## Aim of the task
In the listing that follows, count the lines holding the word "other" and report only that number.

-- START Material for this task --

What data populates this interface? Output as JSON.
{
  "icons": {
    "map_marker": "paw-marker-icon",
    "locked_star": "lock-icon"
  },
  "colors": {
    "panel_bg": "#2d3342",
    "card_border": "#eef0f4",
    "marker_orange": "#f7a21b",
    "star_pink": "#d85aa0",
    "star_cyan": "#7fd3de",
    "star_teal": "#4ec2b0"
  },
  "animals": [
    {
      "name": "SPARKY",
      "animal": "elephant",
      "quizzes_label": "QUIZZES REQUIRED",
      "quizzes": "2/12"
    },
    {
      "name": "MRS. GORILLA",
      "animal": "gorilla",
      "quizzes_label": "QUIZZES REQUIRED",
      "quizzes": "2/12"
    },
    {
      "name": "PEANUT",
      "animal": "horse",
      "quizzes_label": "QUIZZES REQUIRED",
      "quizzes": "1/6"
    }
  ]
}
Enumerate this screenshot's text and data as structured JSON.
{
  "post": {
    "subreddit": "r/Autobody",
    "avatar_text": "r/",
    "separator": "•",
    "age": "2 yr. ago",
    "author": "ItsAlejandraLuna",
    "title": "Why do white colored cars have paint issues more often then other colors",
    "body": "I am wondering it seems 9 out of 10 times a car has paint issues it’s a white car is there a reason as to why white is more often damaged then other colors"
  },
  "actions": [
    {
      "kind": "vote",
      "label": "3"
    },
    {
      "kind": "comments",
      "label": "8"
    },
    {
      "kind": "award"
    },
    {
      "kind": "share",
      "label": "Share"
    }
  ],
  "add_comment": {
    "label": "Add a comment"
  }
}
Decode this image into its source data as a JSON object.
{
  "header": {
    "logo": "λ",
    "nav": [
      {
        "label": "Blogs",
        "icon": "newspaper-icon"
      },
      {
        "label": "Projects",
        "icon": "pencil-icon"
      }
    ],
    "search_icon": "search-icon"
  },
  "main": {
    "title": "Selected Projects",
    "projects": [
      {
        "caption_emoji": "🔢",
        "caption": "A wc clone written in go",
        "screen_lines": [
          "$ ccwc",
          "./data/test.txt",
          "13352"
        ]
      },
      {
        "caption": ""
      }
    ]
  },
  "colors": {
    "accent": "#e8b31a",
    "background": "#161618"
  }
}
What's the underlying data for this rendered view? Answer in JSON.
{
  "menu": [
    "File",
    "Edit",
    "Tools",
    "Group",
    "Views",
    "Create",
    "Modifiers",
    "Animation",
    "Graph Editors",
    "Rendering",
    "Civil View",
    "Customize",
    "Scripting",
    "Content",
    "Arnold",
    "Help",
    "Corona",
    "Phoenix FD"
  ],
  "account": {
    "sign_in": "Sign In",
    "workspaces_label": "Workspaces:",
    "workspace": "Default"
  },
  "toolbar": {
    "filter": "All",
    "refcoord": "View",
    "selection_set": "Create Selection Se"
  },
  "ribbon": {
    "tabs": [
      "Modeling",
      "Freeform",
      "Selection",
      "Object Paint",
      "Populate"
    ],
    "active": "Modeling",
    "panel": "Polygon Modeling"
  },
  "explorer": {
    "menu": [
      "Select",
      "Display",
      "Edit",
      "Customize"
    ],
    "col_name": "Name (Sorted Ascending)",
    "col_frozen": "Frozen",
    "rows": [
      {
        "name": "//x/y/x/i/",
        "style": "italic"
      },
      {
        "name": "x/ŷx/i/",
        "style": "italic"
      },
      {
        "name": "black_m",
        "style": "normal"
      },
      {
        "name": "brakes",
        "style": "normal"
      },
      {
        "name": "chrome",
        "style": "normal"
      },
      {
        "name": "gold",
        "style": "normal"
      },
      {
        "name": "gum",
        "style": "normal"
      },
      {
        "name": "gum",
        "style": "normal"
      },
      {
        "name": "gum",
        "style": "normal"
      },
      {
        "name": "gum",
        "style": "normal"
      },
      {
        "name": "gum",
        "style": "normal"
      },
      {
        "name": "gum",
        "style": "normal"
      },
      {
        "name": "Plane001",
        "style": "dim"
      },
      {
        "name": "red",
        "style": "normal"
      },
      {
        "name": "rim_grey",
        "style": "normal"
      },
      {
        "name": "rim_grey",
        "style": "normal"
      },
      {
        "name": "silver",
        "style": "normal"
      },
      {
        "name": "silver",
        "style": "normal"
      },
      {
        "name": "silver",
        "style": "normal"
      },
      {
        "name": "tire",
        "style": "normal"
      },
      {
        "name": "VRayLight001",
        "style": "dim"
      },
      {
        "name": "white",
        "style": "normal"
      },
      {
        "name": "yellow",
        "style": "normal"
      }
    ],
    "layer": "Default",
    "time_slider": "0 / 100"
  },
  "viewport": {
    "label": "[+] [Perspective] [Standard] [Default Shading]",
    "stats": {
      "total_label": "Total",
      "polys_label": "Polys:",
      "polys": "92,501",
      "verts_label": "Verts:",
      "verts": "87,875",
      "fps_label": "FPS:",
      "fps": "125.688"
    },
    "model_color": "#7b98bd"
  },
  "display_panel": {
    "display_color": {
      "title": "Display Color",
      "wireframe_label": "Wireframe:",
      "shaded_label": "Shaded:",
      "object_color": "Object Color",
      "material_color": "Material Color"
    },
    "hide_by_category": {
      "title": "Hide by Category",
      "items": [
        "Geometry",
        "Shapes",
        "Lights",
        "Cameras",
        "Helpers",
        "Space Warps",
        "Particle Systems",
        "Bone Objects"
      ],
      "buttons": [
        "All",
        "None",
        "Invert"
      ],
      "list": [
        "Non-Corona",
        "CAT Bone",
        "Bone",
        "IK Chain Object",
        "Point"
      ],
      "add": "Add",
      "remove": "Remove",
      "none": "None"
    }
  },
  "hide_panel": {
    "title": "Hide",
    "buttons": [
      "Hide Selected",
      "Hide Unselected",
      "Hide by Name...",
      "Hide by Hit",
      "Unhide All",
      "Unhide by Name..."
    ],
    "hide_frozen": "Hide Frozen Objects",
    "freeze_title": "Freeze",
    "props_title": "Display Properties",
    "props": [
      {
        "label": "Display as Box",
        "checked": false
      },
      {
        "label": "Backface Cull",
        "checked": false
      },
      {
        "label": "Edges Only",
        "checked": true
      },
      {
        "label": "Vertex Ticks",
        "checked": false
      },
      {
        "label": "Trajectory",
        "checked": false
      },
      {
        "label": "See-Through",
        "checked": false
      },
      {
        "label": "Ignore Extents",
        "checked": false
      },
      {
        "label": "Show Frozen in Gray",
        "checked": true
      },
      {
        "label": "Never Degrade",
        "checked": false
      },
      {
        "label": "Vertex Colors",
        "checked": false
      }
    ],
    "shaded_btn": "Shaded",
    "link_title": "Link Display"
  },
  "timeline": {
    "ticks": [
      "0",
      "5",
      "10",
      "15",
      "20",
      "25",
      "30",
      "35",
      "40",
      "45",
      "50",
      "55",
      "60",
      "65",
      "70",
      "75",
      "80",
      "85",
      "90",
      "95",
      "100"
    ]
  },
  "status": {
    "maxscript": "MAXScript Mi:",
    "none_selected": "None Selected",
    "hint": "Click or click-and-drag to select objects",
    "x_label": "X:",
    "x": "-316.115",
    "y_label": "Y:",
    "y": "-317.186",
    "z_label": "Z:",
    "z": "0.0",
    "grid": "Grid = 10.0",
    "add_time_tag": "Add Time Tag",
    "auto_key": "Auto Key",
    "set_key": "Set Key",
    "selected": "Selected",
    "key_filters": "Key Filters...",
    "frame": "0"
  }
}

-- END Material for this task --

## Output
2